EXERCISE BRIEF: Whenever a line contains the string "this", copy it out of the entries.

Begin RECORD SET

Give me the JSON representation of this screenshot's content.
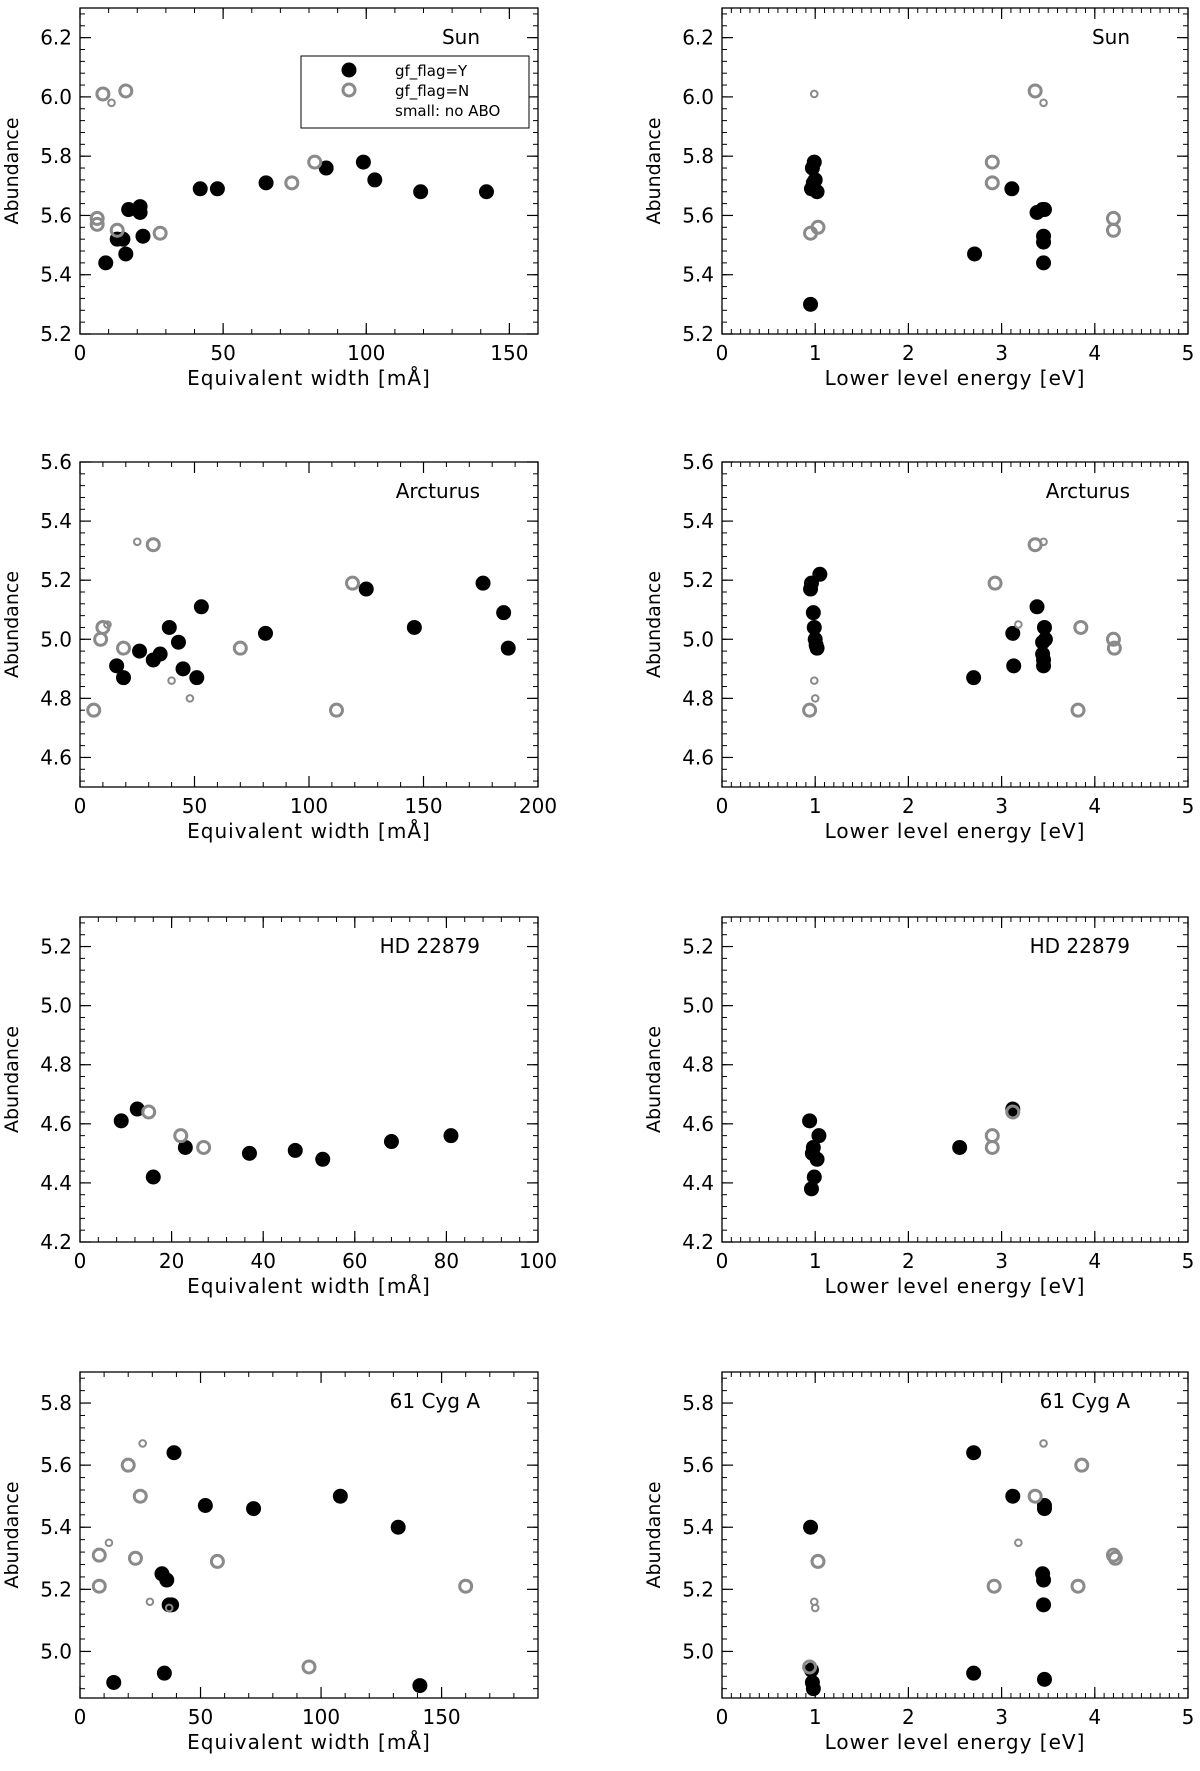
{
  "chart_data": [
    {
      "type": "scatter",
      "star": "Sun",
      "panel": "equivalent-width",
      "xlabel": "Equivalent width [mÅ]",
      "ylabel": "Abundance",
      "xlim": [
        0,
        160
      ],
      "ylim": [
        5.2,
        6.3
      ],
      "xticks": [
        0,
        50,
        100,
        150
      ],
      "yticks": [
        5.2,
        5.4,
        5.6,
        5.8,
        6.0,
        6.2
      ],
      "legend": {
        "entries": [
          "gf_flag=Y",
          "gf_flag=N",
          "small: no ABO"
        ],
        "placement": "top-right"
      },
      "series": [
        {
          "name": "gf_flag=Y",
          "size": "large",
          "x": [
            9,
            13,
            15,
            16,
            17,
            21,
            21,
            22,
            42,
            48,
            65,
            86,
            99,
            103,
            119,
            142
          ],
          "y": [
            5.44,
            5.52,
            5.52,
            5.47,
            5.62,
            5.63,
            5.61,
            5.53,
            5.69,
            5.69,
            5.71,
            5.76,
            5.78,
            5.72,
            5.68,
            5.68
          ]
        },
        {
          "name": "gf_flag=N",
          "size": "large",
          "x": [
            6,
            6,
            13,
            28,
            74,
            82,
            16,
            8
          ],
          "y": [
            5.59,
            5.57,
            5.55,
            5.54,
            5.71,
            5.78,
            6.02,
            6.01
          ]
        },
        {
          "name": "gf_flag=N",
          "size": "small",
          "x": [
            11
          ],
          "y": [
            5.98
          ]
        }
      ]
    },
    {
      "type": "scatter",
      "star": "Sun",
      "panel": "lower-level-energy",
      "xlabel": "Lower level energy [eV]",
      "ylabel": "Abundance",
      "xlim": [
        0,
        5
      ],
      "ylim": [
        5.2,
        6.3
      ],
      "xticks": [
        0,
        1,
        2,
        3,
        4,
        5
      ],
      "yticks": [
        5.2,
        5.4,
        5.6,
        5.8,
        6.0,
        6.2
      ],
      "series": [
        {
          "name": "gf_flag=Y",
          "size": "large",
          "x": [
            0.95,
            0.96,
            0.97,
            0.98,
            0.99,
            1.0,
            1.02,
            2.71,
            3.11,
            3.38,
            3.44,
            3.45,
            3.45,
            3.46,
            3.45
          ],
          "y": [
            5.3,
            5.69,
            5.76,
            5.71,
            5.78,
            5.72,
            5.68,
            5.47,
            5.69,
            5.61,
            5.62,
            5.53,
            5.51,
            5.62,
            5.44
          ]
        },
        {
          "name": "gf_flag=N",
          "size": "large",
          "x": [
            0.95,
            1.03,
            2.9,
            2.9,
            3.36,
            4.2,
            4.2
          ],
          "y": [
            5.54,
            5.56,
            5.78,
            5.71,
            6.02,
            5.59,
            5.55
          ]
        },
        {
          "name": "gf_flag=N",
          "size": "small",
          "x": [
            0.99,
            3.45
          ],
          "y": [
            6.01,
            5.98
          ]
        }
      ]
    },
    {
      "type": "scatter",
      "star": "Arcturus",
      "panel": "equivalent-width",
      "xlabel": "Equivalent width [mÅ]",
      "ylabel": "Abundance",
      "xlim": [
        0,
        200
      ],
      "ylim": [
        4.5,
        5.6
      ],
      "xticks": [
        0,
        50,
        100,
        150,
        200
      ],
      "yticks": [
        4.6,
        4.8,
        5.0,
        5.2,
        5.4,
        5.6
      ],
      "series": [
        {
          "name": "gf_flag=Y",
          "size": "large",
          "x": [
            16,
            19,
            26,
            32,
            35,
            39,
            43,
            45,
            51,
            53,
            81,
            125,
            146,
            176,
            185,
            187
          ],
          "y": [
            4.91,
            4.87,
            4.96,
            4.93,
            4.95,
            5.04,
            4.99,
            4.9,
            4.87,
            5.11,
            5.02,
            5.17,
            5.04,
            5.19,
            5.09,
            4.97
          ]
        },
        {
          "name": "gf_flag=N",
          "size": "large",
          "x": [
            6,
            9,
            10,
            19,
            32,
            70,
            112,
            119
          ],
          "y": [
            4.76,
            5.0,
            5.04,
            4.97,
            5.32,
            4.97,
            4.76,
            5.19
          ]
        },
        {
          "name": "gf_flag=N",
          "size": "small",
          "x": [
            12,
            25,
            40,
            48
          ],
          "y": [
            5.05,
            5.33,
            4.86,
            4.8
          ]
        }
      ]
    },
    {
      "type": "scatter",
      "star": "Arcturus",
      "panel": "lower-level-energy",
      "xlabel": "Lower level energy [eV]",
      "ylabel": "Abundance",
      "xlim": [
        0,
        5
      ],
      "ylim": [
        4.5,
        5.6
      ],
      "xticks": [
        0,
        1,
        2,
        3,
        4,
        5
      ],
      "yticks": [
        4.6,
        4.8,
        5.0,
        5.2,
        5.4,
        5.6
      ],
      "series": [
        {
          "name": "gf_flag=Y",
          "size": "large",
          "x": [
            0.95,
            0.96,
            0.98,
            0.99,
            1.0,
            1.01,
            1.02,
            1.05,
            2.7,
            3.12,
            3.13,
            3.38,
            3.44,
            3.44,
            3.45,
            3.45,
            3.46,
            3.47
          ],
          "y": [
            5.17,
            5.19,
            5.09,
            5.04,
            5.0,
            4.98,
            4.97,
            5.22,
            4.87,
            5.02,
            4.91,
            5.11,
            4.99,
            4.95,
            4.93,
            4.91,
            5.04,
            5.0
          ]
        },
        {
          "name": "gf_flag=N",
          "size": "large",
          "x": [
            0.94,
            2.93,
            3.36,
            3.85,
            3.82,
            4.2,
            4.21
          ],
          "y": [
            4.76,
            5.19,
            5.32,
            5.04,
            4.76,
            5.0,
            4.97
          ]
        },
        {
          "name": "gf_flag=N",
          "size": "small",
          "x": [
            0.99,
            1.0,
            3.18,
            3.45
          ],
          "y": [
            4.86,
            4.8,
            5.05,
            5.33
          ]
        }
      ]
    },
    {
      "type": "scatter",
      "star": "HD 22879",
      "panel": "equivalent-width",
      "xlabel": "Equivalent width [mÅ]",
      "ylabel": "Abundance",
      "xlim": [
        0,
        100
      ],
      "ylim": [
        4.2,
        5.3
      ],
      "xticks": [
        0,
        20,
        40,
        60,
        80,
        100
      ],
      "yticks": [
        4.2,
        4.4,
        4.6,
        4.8,
        5.0,
        5.2
      ],
      "series": [
        {
          "name": "gf_flag=Y",
          "size": "large",
          "x": [
            9,
            12.5,
            16,
            23,
            37,
            47,
            53,
            68,
            81
          ],
          "y": [
            4.61,
            4.65,
            4.42,
            4.52,
            4.5,
            4.51,
            4.48,
            4.54,
            4.56
          ]
        },
        {
          "name": "gf_flag=N",
          "size": "large",
          "x": [
            15,
            22,
            27
          ],
          "y": [
            4.64,
            4.56,
            4.52
          ]
        }
      ]
    },
    {
      "type": "scatter",
      "star": "HD 22879",
      "panel": "lower-level-energy",
      "xlabel": "Lower level energy [eV]",
      "ylabel": "Abundance",
      "xlim": [
        0,
        5
      ],
      "ylim": [
        4.2,
        5.3
      ],
      "xticks": [
        0,
        1,
        2,
        3,
        4,
        5
      ],
      "yticks": [
        4.2,
        4.4,
        4.6,
        4.8,
        5.0,
        5.2
      ],
      "series": [
        {
          "name": "gf_flag=Y",
          "size": "large",
          "x": [
            0.94,
            0.96,
            0.97,
            0.98,
            0.99,
            1.02,
            1.04,
            2.55,
            3.12
          ],
          "y": [
            4.61,
            4.38,
            4.5,
            4.52,
            4.42,
            4.48,
            4.56,
            4.52,
            4.65
          ]
        },
        {
          "name": "gf_flag=N",
          "size": "large",
          "x": [
            2.9,
            2.9,
            3.12
          ],
          "y": [
            4.56,
            4.52,
            4.64
          ]
        }
      ]
    },
    {
      "type": "scatter",
      "star": "61 Cyg A",
      "panel": "equivalent-width",
      "xlabel": "Equivalent width [mÅ]",
      "ylabel": "Abundance",
      "xlim": [
        0,
        190
      ],
      "ylim": [
        4.85,
        5.9
      ],
      "xticks": [
        0,
        50,
        100,
        150
      ],
      "yticks": [
        5.0,
        5.2,
        5.4,
        5.6,
        5.8
      ],
      "series": [
        {
          "name": "gf_flag=Y",
          "size": "large",
          "x": [
            14,
            34,
            36,
            37,
            38,
            39,
            52,
            72,
            108,
            132,
            35,
            141
          ],
          "y": [
            4.9,
            5.25,
            5.23,
            5.15,
            5.15,
            5.64,
            5.47,
            5.46,
            5.5,
            5.4,
            4.93,
            4.89
          ]
        },
        {
          "name": "gf_flag=N",
          "size": "large",
          "x": [
            8,
            8,
            20,
            23,
            25,
            57,
            95,
            160
          ],
          "y": [
            5.31,
            5.21,
            5.6,
            5.3,
            5.5,
            5.29,
            4.95,
            5.21
          ]
        },
        {
          "name": "gf_flag=N",
          "size": "small",
          "x": [
            12,
            26,
            29,
            37
          ],
          "y": [
            5.35,
            5.67,
            5.16,
            5.14
          ]
        }
      ]
    },
    {
      "type": "scatter",
      "star": "61 Cyg A",
      "panel": "lower-level-energy",
      "xlabel": "Lower level energy [eV]",
      "ylabel": "Abundance",
      "xlim": [
        0,
        5
      ],
      "ylim": [
        4.85,
        5.9
      ],
      "xticks": [
        0,
        1,
        2,
        3,
        4,
        5
      ],
      "yticks": [
        5.0,
        5.2,
        5.4,
        5.6,
        5.8
      ],
      "series": [
        {
          "name": "gf_flag=Y",
          "size": "large",
          "x": [
            0.95,
            0.96,
            0.97,
            0.98,
            2.7,
            2.7,
            3.12,
            3.44,
            3.45,
            3.45,
            3.46,
            3.46,
            3.46
          ],
          "y": [
            5.4,
            4.94,
            4.9,
            4.88,
            5.64,
            4.93,
            5.5,
            5.25,
            5.23,
            5.15,
            5.47,
            5.46,
            4.91
          ]
        },
        {
          "name": "gf_flag=N",
          "size": "large",
          "x": [
            0.94,
            1.03,
            2.92,
            3.36,
            3.82,
            3.86,
            4.2,
            4.22
          ],
          "y": [
            4.95,
            5.29,
            5.21,
            5.5,
            5.21,
            5.6,
            5.31,
            5.3
          ]
        },
        {
          "name": "gf_flag=N",
          "size": "small",
          "x": [
            0.99,
            1.0,
            3.18,
            3.45
          ],
          "y": [
            5.16,
            5.14,
            5.35,
            5.67
          ]
        }
      ]
    }
  ]
}
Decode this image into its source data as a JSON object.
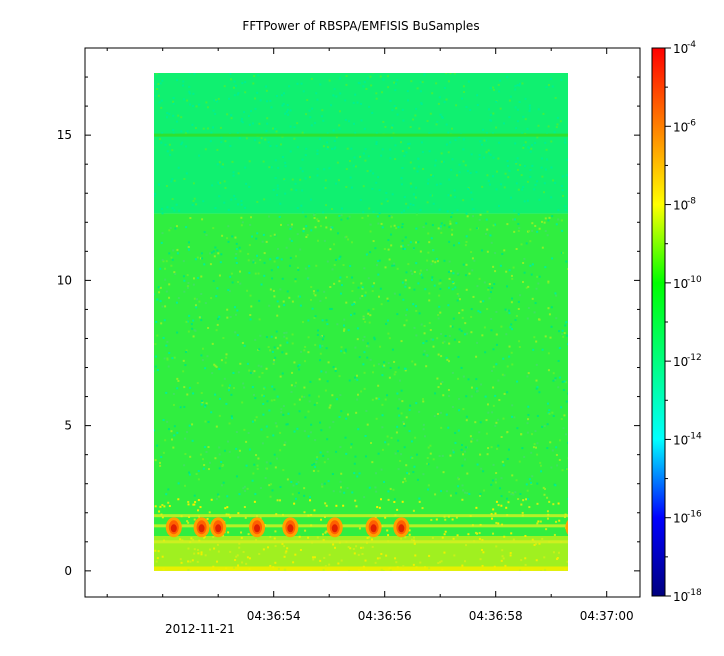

End RECORD SET

RESPONSE:
Give me the JSON representation of this screenshot's content.
Decode this image into its source data as a JSON object.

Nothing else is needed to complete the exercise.